══ Text section

The consolidated financial statements and management discussion and analysis along with the NI 51-101 reserves filings for the year ended December 31, 2008 for Ceres and its subsidiary Reliable Energy Ltd. ("Reliable") will be available at www.sedar.com or at the Company's website www.reliableenergy.ca.


On December 23, 2008 Reliable closed a financing of common and flow through shares for gross proceeds of $9,739,760.

On December 24 Ceres acquired all the issued and outstanding shares of Reliable and Reliable became a subsidiary of Ceres.

The transaction between Ceres and Reliable was accounted for as a reverse take-over and although the results are in the name of Ceres the highlights contained here-in are deemed to be a continuation of Reliable.

The Company, through Reliable, participated in the drilling of four wells (2.8 net) during 2008. Two wells (1.0 net) were drilled in the Trochu Basin, Alberta and were abandoned and two (1.8 net) were drilled in Kirkella, Manitoba. One (0.9 net) was put on production in March 2009 and one (0.9 net) is awaiting completion services.

════
══ Available data

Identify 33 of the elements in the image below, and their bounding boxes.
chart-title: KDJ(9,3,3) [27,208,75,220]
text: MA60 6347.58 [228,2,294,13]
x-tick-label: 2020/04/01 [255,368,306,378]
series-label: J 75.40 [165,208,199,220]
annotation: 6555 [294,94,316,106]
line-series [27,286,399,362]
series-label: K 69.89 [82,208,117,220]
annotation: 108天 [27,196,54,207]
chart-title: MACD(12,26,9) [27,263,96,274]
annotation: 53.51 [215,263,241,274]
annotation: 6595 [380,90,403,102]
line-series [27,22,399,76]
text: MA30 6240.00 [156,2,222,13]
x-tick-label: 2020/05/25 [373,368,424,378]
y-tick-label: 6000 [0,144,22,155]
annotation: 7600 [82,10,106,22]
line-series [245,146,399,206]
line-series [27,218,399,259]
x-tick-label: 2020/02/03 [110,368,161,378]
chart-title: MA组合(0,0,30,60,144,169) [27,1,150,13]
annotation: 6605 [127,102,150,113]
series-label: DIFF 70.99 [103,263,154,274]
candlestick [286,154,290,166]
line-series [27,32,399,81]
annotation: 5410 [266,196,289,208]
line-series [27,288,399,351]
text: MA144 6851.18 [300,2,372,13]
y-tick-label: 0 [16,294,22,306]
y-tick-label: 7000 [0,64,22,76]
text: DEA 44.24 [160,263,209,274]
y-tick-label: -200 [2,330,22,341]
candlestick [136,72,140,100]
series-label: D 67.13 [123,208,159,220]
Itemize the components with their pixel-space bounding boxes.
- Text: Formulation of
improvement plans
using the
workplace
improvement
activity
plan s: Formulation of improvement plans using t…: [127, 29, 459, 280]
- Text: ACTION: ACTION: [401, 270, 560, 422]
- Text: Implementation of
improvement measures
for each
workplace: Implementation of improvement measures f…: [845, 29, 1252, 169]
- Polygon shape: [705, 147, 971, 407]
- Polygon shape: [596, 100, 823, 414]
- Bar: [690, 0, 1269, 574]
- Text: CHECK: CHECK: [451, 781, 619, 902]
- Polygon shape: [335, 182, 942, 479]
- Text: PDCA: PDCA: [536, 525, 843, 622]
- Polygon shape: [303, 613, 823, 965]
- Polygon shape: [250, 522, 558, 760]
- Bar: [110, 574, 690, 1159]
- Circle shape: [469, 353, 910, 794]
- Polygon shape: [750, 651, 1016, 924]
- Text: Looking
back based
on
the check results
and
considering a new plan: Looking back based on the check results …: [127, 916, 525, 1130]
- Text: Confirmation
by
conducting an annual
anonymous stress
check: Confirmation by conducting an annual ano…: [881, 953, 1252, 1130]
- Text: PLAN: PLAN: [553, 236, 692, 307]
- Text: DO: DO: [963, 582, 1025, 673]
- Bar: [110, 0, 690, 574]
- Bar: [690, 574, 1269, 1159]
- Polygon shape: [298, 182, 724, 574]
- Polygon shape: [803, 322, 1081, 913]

════

Exercise set ::
[A] Decide whether each statement agrees with the text on Ceres and Reliable, answering yes or no and quoting the deciding words: (i) Reliable closed a financing on December 23, 2008 for gross proceeds of $9,739,760. (ii) The two wells drilled in Kirkella, Manitoba were abandoned. (iii) Reliable acquired all the issued and outstanding shares of Ceres.
[B] Copy the part of the text on Ceres and Reliable that runs between "The consolidated financial" and "continuation of Reliable.", inclusive.
Rely only on the text on Ceres and Reliable.

List of solutions ::
[A]
(i) Yes: "On December 23, 2008 Reliable closed a financing of common and flow through shares for gross proceeds of $9,739,760."
(ii) No: "Two wells (1.0 net) were drilled in the Trochu Basin, Alberta and were abandoned" and "One (0.9 net) was put on production in March 2009 and one (0.9 net) is awaiting completion services."
(iii) No: "Ceres acquired all the issued and outstanding shares of Reliable and Reliable became a subsidiary of Ceres."

[B]
The consolidated financial statements and management discussion and analysis along with the NI 51-101 reserves filings for the year ended December 31, 2008 for Ceres and its subsidiary Reliable Energy Ltd. ("Reliable") will be available at www.sedar.com or at the Company's website www.reliableenergy.ca.


On December 23, 2008 Reliable closed a financing of common and flow through shares for gross proceeds of $9,739,760.

On December 24 Ceres acquired all the issued and outstanding shares of Reliable and Reliable became a subsidiary of Ceres.

The transaction between Ceres and Reliable was accounted for as a reverse take-over and although the results are in the name of Ceres the highlights contained here-in are deemed to be a continuation of Reliable.